___ EXCERPTED RECORDS

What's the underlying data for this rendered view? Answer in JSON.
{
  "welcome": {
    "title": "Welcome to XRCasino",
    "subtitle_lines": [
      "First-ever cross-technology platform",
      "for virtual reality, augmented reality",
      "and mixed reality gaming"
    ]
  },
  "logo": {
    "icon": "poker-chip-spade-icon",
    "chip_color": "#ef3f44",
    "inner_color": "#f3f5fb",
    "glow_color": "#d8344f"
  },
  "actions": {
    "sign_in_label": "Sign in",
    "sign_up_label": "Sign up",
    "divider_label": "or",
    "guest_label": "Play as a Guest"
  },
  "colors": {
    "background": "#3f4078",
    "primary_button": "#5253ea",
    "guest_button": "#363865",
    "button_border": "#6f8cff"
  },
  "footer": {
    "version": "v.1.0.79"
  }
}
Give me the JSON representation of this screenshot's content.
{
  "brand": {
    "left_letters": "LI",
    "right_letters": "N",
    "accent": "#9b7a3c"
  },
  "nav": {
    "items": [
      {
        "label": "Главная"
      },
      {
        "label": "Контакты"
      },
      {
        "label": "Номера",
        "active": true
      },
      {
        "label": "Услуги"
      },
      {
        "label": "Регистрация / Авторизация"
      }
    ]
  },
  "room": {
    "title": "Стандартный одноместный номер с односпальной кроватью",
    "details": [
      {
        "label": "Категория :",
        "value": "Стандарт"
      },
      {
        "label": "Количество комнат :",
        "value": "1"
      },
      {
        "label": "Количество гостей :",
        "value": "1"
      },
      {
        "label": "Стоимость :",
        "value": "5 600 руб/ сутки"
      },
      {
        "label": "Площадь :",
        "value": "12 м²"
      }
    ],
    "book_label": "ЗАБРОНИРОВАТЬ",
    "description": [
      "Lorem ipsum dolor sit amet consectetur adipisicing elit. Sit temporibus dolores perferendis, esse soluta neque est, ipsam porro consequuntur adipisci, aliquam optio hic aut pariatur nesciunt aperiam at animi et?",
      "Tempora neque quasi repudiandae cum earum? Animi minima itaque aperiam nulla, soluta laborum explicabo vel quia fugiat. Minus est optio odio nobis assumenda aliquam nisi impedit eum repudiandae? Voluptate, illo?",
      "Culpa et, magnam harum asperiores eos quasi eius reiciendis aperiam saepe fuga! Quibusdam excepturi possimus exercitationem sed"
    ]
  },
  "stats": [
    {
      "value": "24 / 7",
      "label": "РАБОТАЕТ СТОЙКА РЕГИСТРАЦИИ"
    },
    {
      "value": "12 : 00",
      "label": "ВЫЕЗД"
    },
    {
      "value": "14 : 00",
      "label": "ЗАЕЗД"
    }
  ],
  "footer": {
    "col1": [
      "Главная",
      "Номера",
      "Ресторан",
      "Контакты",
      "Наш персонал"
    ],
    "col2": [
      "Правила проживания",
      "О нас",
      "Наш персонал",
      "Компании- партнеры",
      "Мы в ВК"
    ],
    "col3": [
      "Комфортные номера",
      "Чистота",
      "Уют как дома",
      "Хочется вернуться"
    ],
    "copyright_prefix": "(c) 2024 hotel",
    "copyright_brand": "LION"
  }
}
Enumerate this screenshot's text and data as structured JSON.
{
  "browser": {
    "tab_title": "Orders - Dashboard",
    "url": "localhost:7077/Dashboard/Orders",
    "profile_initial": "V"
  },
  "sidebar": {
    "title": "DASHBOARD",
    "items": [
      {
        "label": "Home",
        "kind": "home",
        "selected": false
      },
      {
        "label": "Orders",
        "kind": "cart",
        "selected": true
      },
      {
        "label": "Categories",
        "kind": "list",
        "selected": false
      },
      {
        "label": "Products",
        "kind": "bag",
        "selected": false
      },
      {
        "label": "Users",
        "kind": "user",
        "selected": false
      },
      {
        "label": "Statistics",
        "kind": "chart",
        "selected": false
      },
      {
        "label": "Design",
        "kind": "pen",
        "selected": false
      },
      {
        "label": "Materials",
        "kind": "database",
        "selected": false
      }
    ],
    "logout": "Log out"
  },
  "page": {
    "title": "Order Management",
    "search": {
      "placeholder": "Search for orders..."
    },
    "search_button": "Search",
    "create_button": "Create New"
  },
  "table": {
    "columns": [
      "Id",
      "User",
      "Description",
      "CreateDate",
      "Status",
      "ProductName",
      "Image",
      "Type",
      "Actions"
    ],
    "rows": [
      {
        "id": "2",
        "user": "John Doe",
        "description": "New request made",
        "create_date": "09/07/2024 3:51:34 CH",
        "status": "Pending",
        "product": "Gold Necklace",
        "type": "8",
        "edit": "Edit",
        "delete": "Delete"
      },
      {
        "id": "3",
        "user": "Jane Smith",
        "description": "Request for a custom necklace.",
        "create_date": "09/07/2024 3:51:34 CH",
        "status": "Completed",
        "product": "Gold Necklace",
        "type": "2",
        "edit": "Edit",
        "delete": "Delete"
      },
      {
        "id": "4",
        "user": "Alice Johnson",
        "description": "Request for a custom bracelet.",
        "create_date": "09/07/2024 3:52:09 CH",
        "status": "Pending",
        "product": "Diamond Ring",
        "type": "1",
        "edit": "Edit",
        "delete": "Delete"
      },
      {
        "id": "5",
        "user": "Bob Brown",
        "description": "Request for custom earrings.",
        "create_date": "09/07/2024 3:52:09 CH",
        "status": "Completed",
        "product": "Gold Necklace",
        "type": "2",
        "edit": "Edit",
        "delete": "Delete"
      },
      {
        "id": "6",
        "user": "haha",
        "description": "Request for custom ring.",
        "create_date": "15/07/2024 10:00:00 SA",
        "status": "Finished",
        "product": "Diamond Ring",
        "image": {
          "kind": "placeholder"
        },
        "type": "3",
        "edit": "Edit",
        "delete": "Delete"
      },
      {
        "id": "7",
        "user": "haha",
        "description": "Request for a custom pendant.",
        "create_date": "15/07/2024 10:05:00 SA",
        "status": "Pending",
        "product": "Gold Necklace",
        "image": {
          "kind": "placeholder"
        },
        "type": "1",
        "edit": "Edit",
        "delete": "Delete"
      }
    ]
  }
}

______

Every line above should be retyped exactly as given.

What's the underlying data for this rendered view? Answer in JSON.
{
  "welcome": {
    "title": "Welcome to XRCasino",
    "subtitle_lines": [
      "First-ever cross-technology platform",
      "for virtual reality, augmented reality",
      "and mixed reality gaming"
    ]
  },
  "logo": {
    "icon": "poker-chip-spade-icon",
    "chip_color": "#ef3f44",
    "inner_color": "#f3f5fb",
    "glow_color": "#d8344f"
  },
  "actions": {
    "sign_in_label": "Sign in",
    "sign_up_label": "Sign up",
    "divider_label": "or",
    "guest_label": "Play as a Guest"
  },
  "colors": {
    "background": "#3f4078",
    "primary_button": "#5253ea",
    "guest_button": "#363865",
    "button_border": "#6f8cff"
  },
  "footer": {
    "version": "v.1.0.79"
  }
}
Give me the JSON representation of this screenshot's content.
{
  "brand": {
    "left_letters": "LI",
    "right_letters": "N",
    "accent": "#9b7a3c"
  },
  "nav": {
    "items": [
      {
        "label": "Главная"
      },
      {
        "label": "Контакты"
      },
      {
        "label": "Номера",
        "active": true
      },
      {
        "label": "Услуги"
      },
      {
        "label": "Регистрация / Авторизация"
      }
    ]
  },
  "room": {
    "title": "Стандартный одноместный номер с односпальной кроватью",
    "details": [
      {
        "label": "Категория :",
        "value": "Стандарт"
      },
      {
        "label": "Количество комнат :",
        "value": "1"
      },
      {
        "label": "Количество гостей :",
        "value": "1"
      },
      {
        "label": "Стоимость :",
        "value": "5 600 руб/ сутки"
      },
      {
        "label": "Площадь :",
        "value": "12 м²"
      }
    ],
    "book_label": "ЗАБРОНИРОВАТЬ",
    "description": [
      "Lorem ipsum dolor sit amet consectetur adipisicing elit. Sit temporibus dolores perferendis, esse soluta neque est, ipsam porro consequuntur adipisci, aliquam optio hic aut pariatur nesciunt aperiam at animi et?",
      "Tempora neque quasi repudiandae cum earum? Animi minima itaque aperiam nulla, soluta laborum explicabo vel quia fugiat. Minus est optio odio nobis assumenda aliquam nisi impedit eum repudiandae? Voluptate, illo?",
      "Culpa et, magnam harum asperiores eos quasi eius reiciendis aperiam saepe fuga! Quibusdam excepturi possimus exercitationem sed"
    ]
  },
  "stats": [
    {
      "value": "24 / 7",
      "label": "РАБОТАЕТ СТОЙКА РЕГИСТРАЦИИ"
    },
    {
      "value": "12 : 00",
      "label": "ВЫЕЗД"
    },
    {
      "value": "14 : 00",
      "label": "ЗАЕЗД"
    }
  ],
  "footer": {
    "col1": [
      "Главная",
      "Номера",
      "Ресторан",
      "Контакты",
      "Наш персонал"
    ],
    "col2": [
      "Правила проживания",
      "О нас",
      "Наш персонал",
      "Компании- партнеры",
      "Мы в ВК"
    ],
    "col3": [
      "Комфортные номера",
      "Чистота",
      "Уют как дома",
      "Хочется вернуться"
    ],
    "copyright_prefix": "(c) 2024 hotel",
    "copyright_brand": "LION"
  }
}
Enumerate this screenshot's text and data as structured JSON.
{
  "browser": {
    "tab_title": "Orders - Dashboard",
    "url": "localhost:7077/Dashboard/Orders",
    "profile_initial": "V"
  },
  "sidebar": {
    "title": "DASHBOARD",
    "items": [
      {
        "label": "Home",
        "kind": "home",
        "selected": false
      },
      {
        "label": "Orders",
        "kind": "cart",
        "selected": true
      },
      {
        "label": "Categories",
        "kind": "list",
        "selected": false
      },
      {
        "label": "Products",
        "kind": "bag",
        "selected": false
      },
      {
        "label": "Users",
        "kind": "user",
        "selected": false
      },
      {
        "label": "Statistics",
        "kind": "chart",
        "selected": false
      },
      {
        "label": "Design",
        "kind": "pen",
        "selected": false
      },
      {
        "label": "Materials",
        "kind": "database",
        "selected": false
      }
    ],
    "logout": "Log out"
  },
  "page": {
    "title": "Order Management",
    "search": {
      "placeholder": "Search for orders..."
    },
    "search_button": "Search",
    "create_button": "Create New"
  },
  "table": {
    "columns": [
      "Id",
      "User",
      "Description",
      "CreateDate",
      "Status",
      "ProductName",
      "Image",
      "Type",
      "Actions"
    ],
    "rows": [
      {
        "id": "2",
        "user": "John Doe",
        "description": "New request made",
        "create_date": "09/07/2024 3:51:34 CH",
        "status": "Pending",
        "product": "Gold Necklace",
        "type": "8",
        "edit": "Edit",
        "delete": "Delete"
      },
      {
        "id": "3",
        "user": "Jane Smith",
        "description": "Request for a custom necklace.",
        "create_date": "09/07/2024 3:51:34 CH",
        "status": "Completed",
        "product": "Gold Necklace",
        "type": "2",
        "edit": "Edit",
        "delete": "Delete"
      },
      {
        "id": "4",
        "user": "Alice Johnson",
        "description": "Request for a custom bracelet.",
        "create_date": "09/07/2024 3:52:09 CH",
        "status": "Pending",
        "product": "Diamond Ring",
        "type": "1",
        "edit": "Edit",
        "delete": "Delete"
      },
      {
        "id": "5",
        "user": "Bob Brown",
        "description": "Request for custom earrings.",
        "create_date": "09/07/2024 3:52:09 CH",
        "status": "Completed",
        "product": "Gold Necklace",
        "type": "2",
        "edit": "Edit",
        "delete": "Delete"
      },
      {
        "id": "6",
        "user": "haha",
        "description": "Request for custom ring.",
        "create_date": "15/07/2024 10:00:00 SA",
        "status": "Finished",
        "product": "Diamond Ring",
        "image": {
          "kind": "placeholder"
        },
        "type": "3",
        "edit": "Edit",
        "delete": "Delete"
      },
      {
        "id": "7",
        "user": "haha",
        "description": "Request for a custom pendant.",
        "create_date": "15/07/2024 10:05:00 SA",
        "status": "Pending",
        "product": "Gold Necklace",
        "image": {
          "kind": "placeholder"
        },
        "type": "1",
        "edit": "Edit",
        "delete": "Delete"
      }
    ]
  }
}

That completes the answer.